▶ Exercise directions
Your task is to tally the lines of the listing containing the word "ylabel" and report the figure alone.

##############################

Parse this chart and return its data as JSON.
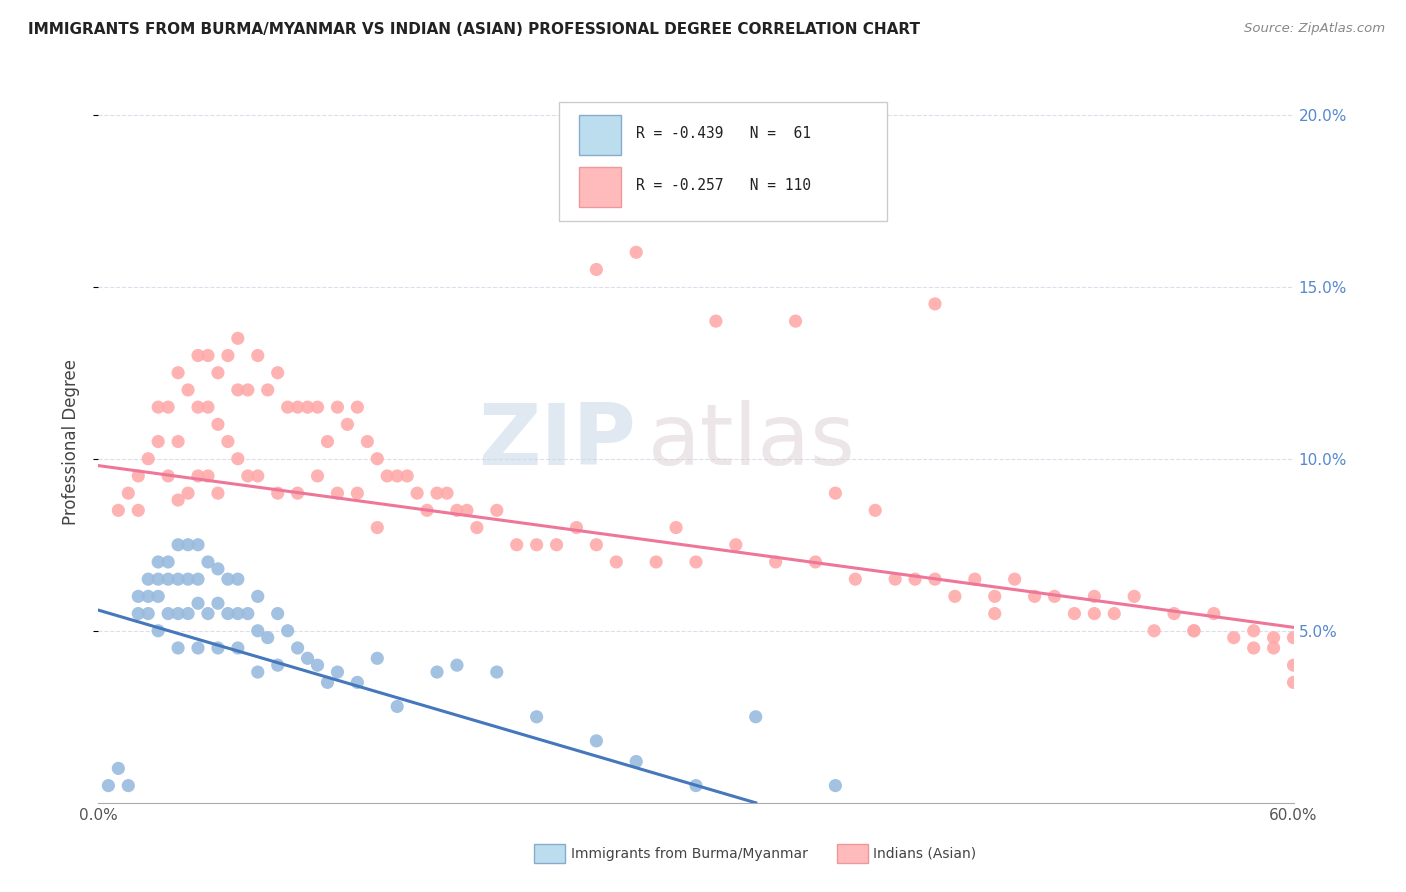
{
  "title": "IMMIGRANTS FROM BURMA/MYANMAR VS INDIAN (ASIAN) PROFESSIONAL DEGREE CORRELATION CHART",
  "source": "Source: ZipAtlas.com",
  "ylabel": "Professional Degree",
  "xlim": [
    0.0,
    0.6
  ],
  "ylim": [
    0.0,
    0.21
  ],
  "yticks_right": [
    0.05,
    0.1,
    0.15,
    0.2
  ],
  "ytick_right_labels": [
    "5.0%",
    "10.0%",
    "15.0%",
    "20.0%"
  ],
  "legend_blue_R": "-0.439",
  "legend_blue_N": "61",
  "legend_pink_R": "-0.257",
  "legend_pink_N": "110",
  "blue_color": "#99BBDD",
  "pink_color": "#FFAAAA",
  "blue_line_color": "#4477BB",
  "pink_line_color": "#EE7799",
  "watermark_zip": "ZIP",
  "watermark_atlas": "atlas",
  "background_color": "#FFFFFF",
  "grid_color": "#DDDDEE",
  "blue_line_x0": 0.0,
  "blue_line_y0": 0.056,
  "blue_line_x1": 0.33,
  "blue_line_y1": 0.0,
  "pink_line_x0": 0.0,
  "pink_line_y0": 0.098,
  "pink_line_x1": 0.6,
  "pink_line_y1": 0.051,
  "blue_scatter_x": [
    0.005,
    0.01,
    0.015,
    0.02,
    0.02,
    0.025,
    0.025,
    0.025,
    0.03,
    0.03,
    0.03,
    0.03,
    0.035,
    0.035,
    0.035,
    0.04,
    0.04,
    0.04,
    0.04,
    0.045,
    0.045,
    0.045,
    0.05,
    0.05,
    0.05,
    0.05,
    0.055,
    0.055,
    0.06,
    0.06,
    0.06,
    0.065,
    0.065,
    0.07,
    0.07,
    0.07,
    0.075,
    0.08,
    0.08,
    0.08,
    0.085,
    0.09,
    0.09,
    0.095,
    0.1,
    0.105,
    0.11,
    0.115,
    0.12,
    0.13,
    0.14,
    0.15,
    0.17,
    0.18,
    0.2,
    0.22,
    0.25,
    0.27,
    0.3,
    0.33,
    0.37
  ],
  "blue_scatter_y": [
    0.005,
    0.01,
    0.005,
    0.06,
    0.055,
    0.065,
    0.06,
    0.055,
    0.07,
    0.065,
    0.06,
    0.05,
    0.07,
    0.065,
    0.055,
    0.075,
    0.065,
    0.055,
    0.045,
    0.075,
    0.065,
    0.055,
    0.075,
    0.065,
    0.058,
    0.045,
    0.07,
    0.055,
    0.068,
    0.058,
    0.045,
    0.065,
    0.055,
    0.065,
    0.055,
    0.045,
    0.055,
    0.06,
    0.05,
    0.038,
    0.048,
    0.055,
    0.04,
    0.05,
    0.045,
    0.042,
    0.04,
    0.035,
    0.038,
    0.035,
    0.042,
    0.028,
    0.038,
    0.04,
    0.038,
    0.025,
    0.018,
    0.012,
    0.005,
    0.025,
    0.005
  ],
  "pink_scatter_x": [
    0.01,
    0.015,
    0.02,
    0.02,
    0.025,
    0.03,
    0.03,
    0.035,
    0.035,
    0.04,
    0.04,
    0.04,
    0.045,
    0.045,
    0.05,
    0.05,
    0.05,
    0.055,
    0.055,
    0.055,
    0.06,
    0.06,
    0.06,
    0.065,
    0.065,
    0.07,
    0.07,
    0.07,
    0.075,
    0.075,
    0.08,
    0.08,
    0.085,
    0.09,
    0.09,
    0.095,
    0.1,
    0.1,
    0.105,
    0.11,
    0.11,
    0.115,
    0.12,
    0.12,
    0.125,
    0.13,
    0.13,
    0.135,
    0.14,
    0.14,
    0.145,
    0.15,
    0.155,
    0.16,
    0.165,
    0.17,
    0.175,
    0.18,
    0.185,
    0.19,
    0.2,
    0.21,
    0.22,
    0.23,
    0.24,
    0.25,
    0.26,
    0.28,
    0.29,
    0.3,
    0.32,
    0.34,
    0.36,
    0.38,
    0.4,
    0.42,
    0.44,
    0.46,
    0.48,
    0.5,
    0.52,
    0.54,
    0.56,
    0.58,
    0.59,
    0.6,
    0.25,
    0.27,
    0.31,
    0.35,
    0.37,
    0.39,
    0.41,
    0.43,
    0.45,
    0.47,
    0.49,
    0.51,
    0.53,
    0.55,
    0.57,
    0.59,
    0.38,
    0.42,
    0.45,
    0.5,
    0.55,
    0.58,
    0.6,
    0.6
  ],
  "pink_scatter_y": [
    0.085,
    0.09,
    0.095,
    0.085,
    0.1,
    0.115,
    0.105,
    0.115,
    0.095,
    0.125,
    0.105,
    0.088,
    0.12,
    0.09,
    0.13,
    0.115,
    0.095,
    0.13,
    0.115,
    0.095,
    0.125,
    0.11,
    0.09,
    0.13,
    0.105,
    0.135,
    0.12,
    0.1,
    0.12,
    0.095,
    0.13,
    0.095,
    0.12,
    0.125,
    0.09,
    0.115,
    0.115,
    0.09,
    0.115,
    0.115,
    0.095,
    0.105,
    0.115,
    0.09,
    0.11,
    0.115,
    0.09,
    0.105,
    0.1,
    0.08,
    0.095,
    0.095,
    0.095,
    0.09,
    0.085,
    0.09,
    0.09,
    0.085,
    0.085,
    0.08,
    0.085,
    0.075,
    0.075,
    0.075,
    0.08,
    0.075,
    0.07,
    0.07,
    0.08,
    0.07,
    0.075,
    0.07,
    0.07,
    0.065,
    0.065,
    0.065,
    0.065,
    0.065,
    0.06,
    0.06,
    0.06,
    0.055,
    0.055,
    0.05,
    0.048,
    0.048,
    0.155,
    0.16,
    0.14,
    0.14,
    0.09,
    0.085,
    0.065,
    0.06,
    0.06,
    0.06,
    0.055,
    0.055,
    0.05,
    0.05,
    0.048,
    0.045,
    0.185,
    0.145,
    0.055,
    0.055,
    0.05,
    0.045,
    0.04,
    0.035
  ]
}
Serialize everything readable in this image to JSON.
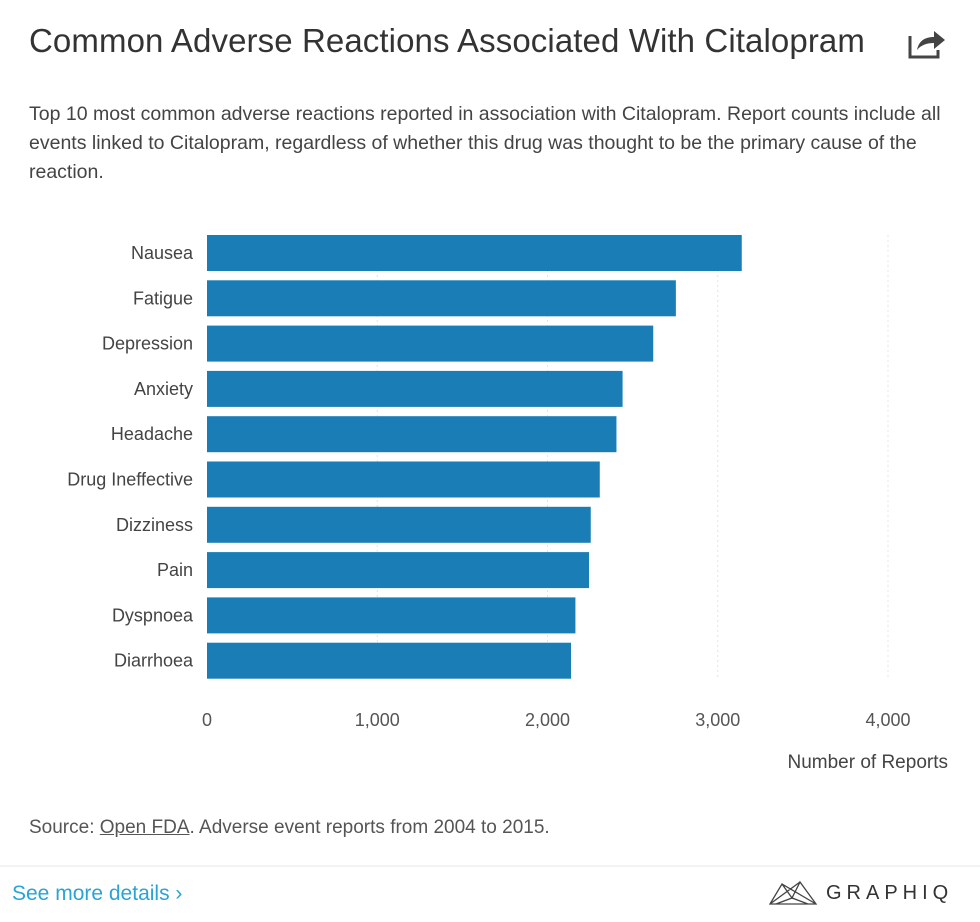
{
  "header": {
    "title": "Common Adverse Reactions Associated With Citalopram",
    "share_icon": "share-arrow-icon"
  },
  "description": "Top 10 most common adverse reactions reported in association with Citalopram. Report counts include all events linked to Citalopram, regardless of whether this drug was thought to be the primary cause of the reaction.",
  "chart_data": {
    "type": "bar",
    "orientation": "horizontal",
    "title": "",
    "xlabel": "Number of Reports",
    "ylabel": "",
    "categories": [
      "Nausea",
      "Fatigue",
      "Depression",
      "Anxiety",
      "Headache",
      "Drug Ineffective",
      "Dizziness",
      "Pain",
      "Dyspnoea",
      "Diarrhoea"
    ],
    "values": [
      3141,
      2754,
      2621,
      2441,
      2405,
      2307,
      2254,
      2244,
      2164,
      2138
    ],
    "xlim": [
      0,
      4000
    ],
    "xticks": [
      0,
      1000,
      2000,
      3000,
      4000
    ],
    "xtick_labels": [
      "0",
      "1,000",
      "2,000",
      "3,000",
      "4,000"
    ],
    "grid": "vertical dotted",
    "bar_color": "#1a7db5"
  },
  "footer": {
    "source_prefix": "Source: ",
    "source_link": "Open FDA",
    "source_suffix": ". Adverse event reports from 2004 to 2015.",
    "see_more": "See more details ›",
    "brand": "GRAPHIQ",
    "link_color": "#2aa3d6"
  }
}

##############################

▶ Result of the task
2